§ Exercise requirements
Extract the listing below in full, unchanged.

§ Task data

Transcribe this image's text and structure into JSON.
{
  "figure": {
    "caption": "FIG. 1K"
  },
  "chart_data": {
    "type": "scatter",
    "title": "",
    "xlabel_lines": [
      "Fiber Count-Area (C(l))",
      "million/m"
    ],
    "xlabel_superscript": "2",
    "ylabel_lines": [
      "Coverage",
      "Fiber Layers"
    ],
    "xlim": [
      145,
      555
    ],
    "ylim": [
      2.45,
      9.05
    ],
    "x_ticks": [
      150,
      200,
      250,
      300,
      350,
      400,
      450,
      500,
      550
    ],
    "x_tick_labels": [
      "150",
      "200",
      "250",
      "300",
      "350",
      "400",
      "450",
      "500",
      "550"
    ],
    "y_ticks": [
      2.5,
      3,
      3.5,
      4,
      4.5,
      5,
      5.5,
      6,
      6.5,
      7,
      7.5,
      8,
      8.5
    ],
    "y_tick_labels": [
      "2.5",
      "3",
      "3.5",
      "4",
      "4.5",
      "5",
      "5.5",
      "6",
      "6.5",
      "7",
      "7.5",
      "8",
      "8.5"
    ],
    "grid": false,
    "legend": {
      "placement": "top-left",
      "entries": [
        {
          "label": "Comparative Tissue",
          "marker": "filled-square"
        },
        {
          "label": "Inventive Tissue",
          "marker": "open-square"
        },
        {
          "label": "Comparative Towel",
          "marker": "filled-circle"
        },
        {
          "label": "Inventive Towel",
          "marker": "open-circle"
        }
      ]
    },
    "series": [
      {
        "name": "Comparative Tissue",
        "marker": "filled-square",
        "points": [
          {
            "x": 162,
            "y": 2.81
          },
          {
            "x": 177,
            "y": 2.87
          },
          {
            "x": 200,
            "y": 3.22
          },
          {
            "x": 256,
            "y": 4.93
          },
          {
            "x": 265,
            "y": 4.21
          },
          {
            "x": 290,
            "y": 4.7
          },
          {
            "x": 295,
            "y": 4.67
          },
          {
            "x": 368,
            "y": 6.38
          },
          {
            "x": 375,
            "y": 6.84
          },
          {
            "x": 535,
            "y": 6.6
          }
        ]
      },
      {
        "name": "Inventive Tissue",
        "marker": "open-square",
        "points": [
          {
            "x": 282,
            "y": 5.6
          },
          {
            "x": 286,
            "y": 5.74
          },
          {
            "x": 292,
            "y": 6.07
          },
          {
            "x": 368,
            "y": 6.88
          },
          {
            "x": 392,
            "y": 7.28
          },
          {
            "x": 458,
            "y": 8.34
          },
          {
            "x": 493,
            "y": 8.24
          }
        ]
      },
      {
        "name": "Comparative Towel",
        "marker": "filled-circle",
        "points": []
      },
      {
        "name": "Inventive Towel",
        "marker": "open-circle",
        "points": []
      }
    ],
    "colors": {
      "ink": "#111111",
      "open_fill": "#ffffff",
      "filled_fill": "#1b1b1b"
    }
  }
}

§ Task output
Transcribe this image's text and structure into JSON.
{
  "figure": {
    "caption": "FIG. 1K"
  },
  "chart_data": {
    "type": "scatter",
    "title": "",
    "xlabel_lines": [
      "Fiber Count-Area (C(l))",
      "million/m"
    ],
    "xlabel_superscript": "2",
    "ylabel_lines": [
      "Coverage",
      "Fiber Layers"
    ],
    "xlim": [
      145,
      555
    ],
    "ylim": [
      2.45,
      9.05
    ],
    "x_ticks": [
      150,
      200,
      250,
      300,
      350,
      400,
      450,
      500,
      550
    ],
    "x_tick_labels": [
      "150",
      "200",
      "250",
      "300",
      "350",
      "400",
      "450",
      "500",
      "550"
    ],
    "y_ticks": [
      2.5,
      3,
      3.5,
      4,
      4.5,
      5,
      5.5,
      6,
      6.5,
      7,
      7.5,
      8,
      8.5
    ],
    "y_tick_labels": [
      "2.5",
      "3",
      "3.5",
      "4",
      "4.5",
      "5",
      "5.5",
      "6",
      "6.5",
      "7",
      "7.5",
      "8",
      "8.5"
    ],
    "grid": false,
    "legend": {
      "placement": "top-left",
      "entries": [
        {
          "label": "Comparative Tissue",
          "marker": "filled-square"
        },
        {
          "label": "Inventive Tissue",
          "marker": "open-square"
        },
        {
          "label": "Comparative Towel",
          "marker": "filled-circle"
        },
        {
          "label": "Inventive Towel",
          "marker": "open-circle"
        }
      ]
    },
    "series": [
      {
        "name": "Comparative Tissue",
        "marker": "filled-square",
        "points": [
          {
            "x": 162,
            "y": 2.81
          },
          {
            "x": 177,
            "y": 2.87
          },
          {
            "x": 200,
            "y": 3.22
          },
          {
            "x": 256,
            "y": 4.93
          },
          {
            "x": 265,
            "y": 4.21
          },
          {
            "x": 290,
            "y": 4.7
          },
          {
            "x": 295,
            "y": 4.67
          },
          {
            "x": 368,
            "y": 6.38
          },
          {
            "x": 375,
            "y": 6.84
          },
          {
            "x": 535,
            "y": 6.6
          }
        ]
      },
      {
        "name": "Inventive Tissue",
        "marker": "open-square",
        "points": [
          {
            "x": 282,
            "y": 5.6
          },
          {
            "x": 286,
            "y": 5.74
          },
          {
            "x": 292,
            "y": 6.07
          },
          {
            "x": 368,
            "y": 6.88
          },
          {
            "x": 392,
            "y": 7.28
          },
          {
            "x": 458,
            "y": 8.34
          },
          {
            "x": 493,
            "y": 8.24
          }
        ]
      },
      {
        "name": "Comparative Towel",
        "marker": "filled-circle",
        "points": []
      },
      {
        "name": "Inventive Towel",
        "marker": "open-circle",
        "points": []
      }
    ],
    "colors": {
      "ink": "#111111",
      "open_fill": "#ffffff",
      "filled_fill": "#1b1b1b"
    }
  }
}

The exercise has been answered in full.